Find and copy lines holding "Invoices".

• • • • • • •

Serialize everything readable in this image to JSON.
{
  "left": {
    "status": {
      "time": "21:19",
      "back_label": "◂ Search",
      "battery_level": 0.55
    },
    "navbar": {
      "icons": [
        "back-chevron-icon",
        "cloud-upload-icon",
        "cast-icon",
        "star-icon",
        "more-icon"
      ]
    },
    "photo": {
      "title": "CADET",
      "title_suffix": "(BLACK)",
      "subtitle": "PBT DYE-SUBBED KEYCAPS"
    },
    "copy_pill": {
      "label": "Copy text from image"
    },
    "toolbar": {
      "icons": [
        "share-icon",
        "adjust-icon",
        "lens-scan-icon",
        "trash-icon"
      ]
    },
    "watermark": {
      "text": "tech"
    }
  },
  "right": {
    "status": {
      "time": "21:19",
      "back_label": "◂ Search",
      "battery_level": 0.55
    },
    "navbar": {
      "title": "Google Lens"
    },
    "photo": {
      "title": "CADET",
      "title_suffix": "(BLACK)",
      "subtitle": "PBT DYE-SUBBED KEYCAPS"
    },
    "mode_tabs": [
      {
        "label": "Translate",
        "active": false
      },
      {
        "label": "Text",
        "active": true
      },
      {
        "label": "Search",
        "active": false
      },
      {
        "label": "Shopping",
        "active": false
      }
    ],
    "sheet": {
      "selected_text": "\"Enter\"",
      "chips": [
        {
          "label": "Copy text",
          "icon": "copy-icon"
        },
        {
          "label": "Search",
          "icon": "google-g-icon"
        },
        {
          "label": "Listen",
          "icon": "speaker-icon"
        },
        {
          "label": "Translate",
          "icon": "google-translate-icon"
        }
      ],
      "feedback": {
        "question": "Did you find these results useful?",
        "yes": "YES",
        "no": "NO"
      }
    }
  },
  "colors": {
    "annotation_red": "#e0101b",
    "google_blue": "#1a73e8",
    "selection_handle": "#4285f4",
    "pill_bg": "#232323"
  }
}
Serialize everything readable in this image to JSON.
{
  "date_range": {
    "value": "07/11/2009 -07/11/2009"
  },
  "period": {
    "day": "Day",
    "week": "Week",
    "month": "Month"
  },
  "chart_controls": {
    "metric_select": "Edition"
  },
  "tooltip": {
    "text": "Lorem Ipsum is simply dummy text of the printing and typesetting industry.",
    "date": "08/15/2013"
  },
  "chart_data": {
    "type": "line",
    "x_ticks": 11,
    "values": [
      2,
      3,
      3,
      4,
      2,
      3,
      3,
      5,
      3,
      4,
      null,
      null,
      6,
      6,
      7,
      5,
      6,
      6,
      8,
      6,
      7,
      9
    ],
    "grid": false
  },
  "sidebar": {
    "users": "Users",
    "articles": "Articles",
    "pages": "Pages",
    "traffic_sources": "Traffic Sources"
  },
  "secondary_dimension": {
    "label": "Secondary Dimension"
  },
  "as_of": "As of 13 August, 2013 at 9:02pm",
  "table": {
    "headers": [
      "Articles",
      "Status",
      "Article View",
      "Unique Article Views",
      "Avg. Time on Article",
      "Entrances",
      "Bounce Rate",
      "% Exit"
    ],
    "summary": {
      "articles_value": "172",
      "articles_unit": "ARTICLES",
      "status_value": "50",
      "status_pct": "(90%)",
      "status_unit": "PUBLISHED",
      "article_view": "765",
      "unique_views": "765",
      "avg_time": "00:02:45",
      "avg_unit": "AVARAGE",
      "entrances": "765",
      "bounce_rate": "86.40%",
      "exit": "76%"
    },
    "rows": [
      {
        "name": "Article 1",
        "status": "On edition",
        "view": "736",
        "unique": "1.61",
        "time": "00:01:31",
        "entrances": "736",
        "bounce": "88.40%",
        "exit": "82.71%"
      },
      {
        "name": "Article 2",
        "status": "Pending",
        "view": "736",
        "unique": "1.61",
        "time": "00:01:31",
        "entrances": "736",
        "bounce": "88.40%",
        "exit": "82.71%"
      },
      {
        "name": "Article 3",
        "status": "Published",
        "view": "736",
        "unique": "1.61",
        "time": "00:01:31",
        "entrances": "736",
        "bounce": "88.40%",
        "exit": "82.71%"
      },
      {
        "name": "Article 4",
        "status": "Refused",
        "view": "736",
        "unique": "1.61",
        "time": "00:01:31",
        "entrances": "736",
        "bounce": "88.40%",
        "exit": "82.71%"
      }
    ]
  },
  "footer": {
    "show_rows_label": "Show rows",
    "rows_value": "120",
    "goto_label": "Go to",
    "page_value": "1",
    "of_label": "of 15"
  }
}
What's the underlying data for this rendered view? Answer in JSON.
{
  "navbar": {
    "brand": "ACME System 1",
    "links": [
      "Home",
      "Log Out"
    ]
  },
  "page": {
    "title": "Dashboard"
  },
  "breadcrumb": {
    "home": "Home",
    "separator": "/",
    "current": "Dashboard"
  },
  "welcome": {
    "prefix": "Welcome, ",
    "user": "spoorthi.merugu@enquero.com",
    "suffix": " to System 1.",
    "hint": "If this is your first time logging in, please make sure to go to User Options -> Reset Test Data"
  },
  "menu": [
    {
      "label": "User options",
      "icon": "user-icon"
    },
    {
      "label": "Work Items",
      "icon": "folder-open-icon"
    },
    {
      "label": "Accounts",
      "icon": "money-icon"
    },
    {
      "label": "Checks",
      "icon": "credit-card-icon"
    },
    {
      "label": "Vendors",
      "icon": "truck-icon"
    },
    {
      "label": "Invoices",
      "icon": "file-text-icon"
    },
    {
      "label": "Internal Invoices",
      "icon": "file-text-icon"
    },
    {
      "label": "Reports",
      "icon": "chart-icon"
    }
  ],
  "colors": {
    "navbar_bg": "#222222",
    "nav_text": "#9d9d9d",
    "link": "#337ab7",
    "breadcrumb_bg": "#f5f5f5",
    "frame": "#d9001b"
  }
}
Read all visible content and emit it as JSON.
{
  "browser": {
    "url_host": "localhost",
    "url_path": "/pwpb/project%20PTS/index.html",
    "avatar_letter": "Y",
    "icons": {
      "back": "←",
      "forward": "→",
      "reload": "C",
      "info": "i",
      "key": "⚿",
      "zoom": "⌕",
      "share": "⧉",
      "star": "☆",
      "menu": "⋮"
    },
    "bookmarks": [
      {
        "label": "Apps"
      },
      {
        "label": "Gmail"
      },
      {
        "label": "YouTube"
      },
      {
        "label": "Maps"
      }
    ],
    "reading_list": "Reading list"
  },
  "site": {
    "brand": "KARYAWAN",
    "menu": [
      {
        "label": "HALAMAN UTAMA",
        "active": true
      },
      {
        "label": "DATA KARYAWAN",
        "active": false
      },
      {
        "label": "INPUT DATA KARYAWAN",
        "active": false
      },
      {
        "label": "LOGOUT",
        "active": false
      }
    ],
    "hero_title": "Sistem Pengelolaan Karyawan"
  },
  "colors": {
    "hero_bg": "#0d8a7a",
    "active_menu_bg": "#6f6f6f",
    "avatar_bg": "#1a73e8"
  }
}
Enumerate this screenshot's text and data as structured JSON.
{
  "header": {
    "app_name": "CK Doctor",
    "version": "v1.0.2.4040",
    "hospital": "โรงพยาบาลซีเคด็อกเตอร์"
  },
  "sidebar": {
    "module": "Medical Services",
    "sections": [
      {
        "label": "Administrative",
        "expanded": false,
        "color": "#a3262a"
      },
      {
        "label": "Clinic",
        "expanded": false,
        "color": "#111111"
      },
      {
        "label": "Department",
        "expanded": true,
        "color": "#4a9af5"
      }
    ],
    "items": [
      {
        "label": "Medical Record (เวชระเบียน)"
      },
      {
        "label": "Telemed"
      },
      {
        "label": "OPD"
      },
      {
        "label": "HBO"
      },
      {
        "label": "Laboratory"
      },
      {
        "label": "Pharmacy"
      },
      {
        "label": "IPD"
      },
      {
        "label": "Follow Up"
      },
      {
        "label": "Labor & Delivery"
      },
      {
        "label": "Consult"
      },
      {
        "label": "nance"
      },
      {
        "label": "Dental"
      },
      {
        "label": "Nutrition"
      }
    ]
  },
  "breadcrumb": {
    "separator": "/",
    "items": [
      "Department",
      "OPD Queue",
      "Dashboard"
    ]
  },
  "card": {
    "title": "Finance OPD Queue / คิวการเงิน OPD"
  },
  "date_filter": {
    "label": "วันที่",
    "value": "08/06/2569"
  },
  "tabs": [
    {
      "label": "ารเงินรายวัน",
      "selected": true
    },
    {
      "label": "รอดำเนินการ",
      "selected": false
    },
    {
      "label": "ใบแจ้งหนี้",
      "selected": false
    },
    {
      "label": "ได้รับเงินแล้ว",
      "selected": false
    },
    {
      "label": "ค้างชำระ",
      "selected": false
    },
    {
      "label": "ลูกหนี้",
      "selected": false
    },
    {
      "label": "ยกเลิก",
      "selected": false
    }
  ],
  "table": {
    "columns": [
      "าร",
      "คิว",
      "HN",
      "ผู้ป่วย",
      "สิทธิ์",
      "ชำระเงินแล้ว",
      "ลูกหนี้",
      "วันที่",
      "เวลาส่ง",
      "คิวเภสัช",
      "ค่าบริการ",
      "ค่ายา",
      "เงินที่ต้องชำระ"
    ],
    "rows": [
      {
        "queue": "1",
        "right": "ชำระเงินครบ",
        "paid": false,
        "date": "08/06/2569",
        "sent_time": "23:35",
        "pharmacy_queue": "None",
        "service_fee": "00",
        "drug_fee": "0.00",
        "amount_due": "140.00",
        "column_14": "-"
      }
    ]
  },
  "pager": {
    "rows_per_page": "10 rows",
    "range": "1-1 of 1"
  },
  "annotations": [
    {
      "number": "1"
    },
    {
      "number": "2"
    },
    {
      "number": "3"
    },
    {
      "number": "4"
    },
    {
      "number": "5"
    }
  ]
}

• • • • • • •

* SOLVED PROBLEM *
      "label": "Invoices",
      "label": "Internal Invoices",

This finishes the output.